**Data listing:**
--------------------------------------------------

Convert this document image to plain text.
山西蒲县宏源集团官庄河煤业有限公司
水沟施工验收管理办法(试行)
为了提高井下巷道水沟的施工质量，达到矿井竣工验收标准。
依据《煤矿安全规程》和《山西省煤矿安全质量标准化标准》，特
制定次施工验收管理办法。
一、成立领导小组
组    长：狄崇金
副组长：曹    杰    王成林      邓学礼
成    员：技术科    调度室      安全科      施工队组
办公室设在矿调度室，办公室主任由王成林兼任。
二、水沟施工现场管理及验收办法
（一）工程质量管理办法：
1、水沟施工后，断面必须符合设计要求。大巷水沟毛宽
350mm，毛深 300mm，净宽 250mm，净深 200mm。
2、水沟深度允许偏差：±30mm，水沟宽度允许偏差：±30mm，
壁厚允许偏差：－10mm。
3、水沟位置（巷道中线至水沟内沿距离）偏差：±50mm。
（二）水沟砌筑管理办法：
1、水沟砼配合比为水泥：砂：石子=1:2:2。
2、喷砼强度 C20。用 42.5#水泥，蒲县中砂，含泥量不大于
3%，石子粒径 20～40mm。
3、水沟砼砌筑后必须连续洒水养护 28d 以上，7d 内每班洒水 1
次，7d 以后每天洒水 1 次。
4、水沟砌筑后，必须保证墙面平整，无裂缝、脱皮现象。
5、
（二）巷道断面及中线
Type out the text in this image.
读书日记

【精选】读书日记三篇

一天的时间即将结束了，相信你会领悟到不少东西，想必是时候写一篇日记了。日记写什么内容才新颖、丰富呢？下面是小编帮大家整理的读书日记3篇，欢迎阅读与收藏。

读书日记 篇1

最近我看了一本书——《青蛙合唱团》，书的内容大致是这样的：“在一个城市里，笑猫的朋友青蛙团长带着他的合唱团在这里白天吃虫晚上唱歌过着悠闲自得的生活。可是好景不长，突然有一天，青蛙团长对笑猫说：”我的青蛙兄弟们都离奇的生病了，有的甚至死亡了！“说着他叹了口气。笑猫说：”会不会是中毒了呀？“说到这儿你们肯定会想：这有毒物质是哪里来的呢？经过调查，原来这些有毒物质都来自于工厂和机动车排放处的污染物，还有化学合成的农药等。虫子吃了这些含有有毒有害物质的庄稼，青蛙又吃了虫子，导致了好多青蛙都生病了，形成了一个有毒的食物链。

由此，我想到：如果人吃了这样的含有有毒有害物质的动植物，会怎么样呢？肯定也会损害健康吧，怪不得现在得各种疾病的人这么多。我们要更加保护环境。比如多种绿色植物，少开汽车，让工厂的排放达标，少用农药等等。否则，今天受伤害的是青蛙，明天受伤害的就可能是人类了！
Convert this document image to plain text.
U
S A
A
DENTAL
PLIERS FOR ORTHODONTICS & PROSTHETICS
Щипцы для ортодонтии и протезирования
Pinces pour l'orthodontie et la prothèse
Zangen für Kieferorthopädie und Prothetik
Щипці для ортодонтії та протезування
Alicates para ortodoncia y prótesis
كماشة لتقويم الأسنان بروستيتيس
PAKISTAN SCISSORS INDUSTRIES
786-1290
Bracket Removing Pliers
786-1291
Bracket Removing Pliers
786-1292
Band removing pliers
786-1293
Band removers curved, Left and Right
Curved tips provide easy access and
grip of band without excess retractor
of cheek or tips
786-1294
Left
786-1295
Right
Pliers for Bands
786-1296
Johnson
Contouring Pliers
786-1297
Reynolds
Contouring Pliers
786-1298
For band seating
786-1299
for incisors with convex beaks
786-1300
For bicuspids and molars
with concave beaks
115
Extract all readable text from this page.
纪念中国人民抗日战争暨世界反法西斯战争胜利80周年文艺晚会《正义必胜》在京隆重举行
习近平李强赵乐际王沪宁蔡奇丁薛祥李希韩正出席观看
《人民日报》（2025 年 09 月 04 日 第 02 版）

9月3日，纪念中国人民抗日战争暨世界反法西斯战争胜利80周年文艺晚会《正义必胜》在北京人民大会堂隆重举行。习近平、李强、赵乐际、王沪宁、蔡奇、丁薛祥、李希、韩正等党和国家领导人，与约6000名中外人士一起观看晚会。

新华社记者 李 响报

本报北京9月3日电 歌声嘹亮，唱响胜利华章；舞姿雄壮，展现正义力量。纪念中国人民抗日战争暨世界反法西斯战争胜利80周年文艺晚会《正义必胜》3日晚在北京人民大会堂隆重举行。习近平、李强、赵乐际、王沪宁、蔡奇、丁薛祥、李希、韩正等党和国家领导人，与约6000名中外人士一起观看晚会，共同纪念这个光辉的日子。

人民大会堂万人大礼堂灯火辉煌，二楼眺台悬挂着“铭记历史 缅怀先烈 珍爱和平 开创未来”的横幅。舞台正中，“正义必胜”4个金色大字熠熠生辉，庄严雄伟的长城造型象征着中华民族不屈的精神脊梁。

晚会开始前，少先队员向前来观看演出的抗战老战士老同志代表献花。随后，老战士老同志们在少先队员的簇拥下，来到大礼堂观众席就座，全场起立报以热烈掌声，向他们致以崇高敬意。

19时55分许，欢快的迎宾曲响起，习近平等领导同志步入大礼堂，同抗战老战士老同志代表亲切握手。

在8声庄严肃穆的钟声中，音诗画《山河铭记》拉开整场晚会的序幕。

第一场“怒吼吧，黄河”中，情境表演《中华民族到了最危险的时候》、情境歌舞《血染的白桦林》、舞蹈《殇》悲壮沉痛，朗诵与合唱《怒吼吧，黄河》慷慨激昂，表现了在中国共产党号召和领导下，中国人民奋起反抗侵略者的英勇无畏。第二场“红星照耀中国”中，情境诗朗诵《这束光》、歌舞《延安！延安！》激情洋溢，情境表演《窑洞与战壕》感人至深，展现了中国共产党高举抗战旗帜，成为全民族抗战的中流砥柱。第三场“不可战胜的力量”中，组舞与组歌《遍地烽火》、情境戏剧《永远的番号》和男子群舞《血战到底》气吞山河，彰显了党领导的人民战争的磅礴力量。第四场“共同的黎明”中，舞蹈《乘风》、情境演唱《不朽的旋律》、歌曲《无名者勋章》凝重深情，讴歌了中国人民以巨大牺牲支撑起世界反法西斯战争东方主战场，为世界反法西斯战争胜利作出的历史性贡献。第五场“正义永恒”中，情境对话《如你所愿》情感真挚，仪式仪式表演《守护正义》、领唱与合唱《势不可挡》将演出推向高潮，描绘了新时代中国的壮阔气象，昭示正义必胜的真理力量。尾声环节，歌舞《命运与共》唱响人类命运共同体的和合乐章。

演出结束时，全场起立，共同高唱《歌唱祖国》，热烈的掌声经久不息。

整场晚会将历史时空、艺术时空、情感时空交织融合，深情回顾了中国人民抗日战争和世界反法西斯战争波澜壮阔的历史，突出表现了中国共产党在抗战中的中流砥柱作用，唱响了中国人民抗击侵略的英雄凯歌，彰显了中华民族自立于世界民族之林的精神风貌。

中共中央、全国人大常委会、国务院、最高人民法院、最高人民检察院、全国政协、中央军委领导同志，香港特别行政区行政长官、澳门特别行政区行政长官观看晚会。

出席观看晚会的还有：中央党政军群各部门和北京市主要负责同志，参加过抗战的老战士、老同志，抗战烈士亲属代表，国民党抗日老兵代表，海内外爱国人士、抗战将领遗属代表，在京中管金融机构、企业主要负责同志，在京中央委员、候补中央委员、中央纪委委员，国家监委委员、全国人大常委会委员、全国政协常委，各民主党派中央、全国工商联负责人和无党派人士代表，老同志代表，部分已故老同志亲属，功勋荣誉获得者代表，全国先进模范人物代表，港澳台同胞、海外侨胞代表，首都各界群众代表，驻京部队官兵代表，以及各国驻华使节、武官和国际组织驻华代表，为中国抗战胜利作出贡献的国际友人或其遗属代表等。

--------------------------------------------------

**Your instructions:**
Return from the data every line that holds "beaks".

**Result of this exercise:**
for incisors with convex beaks
with concave beaks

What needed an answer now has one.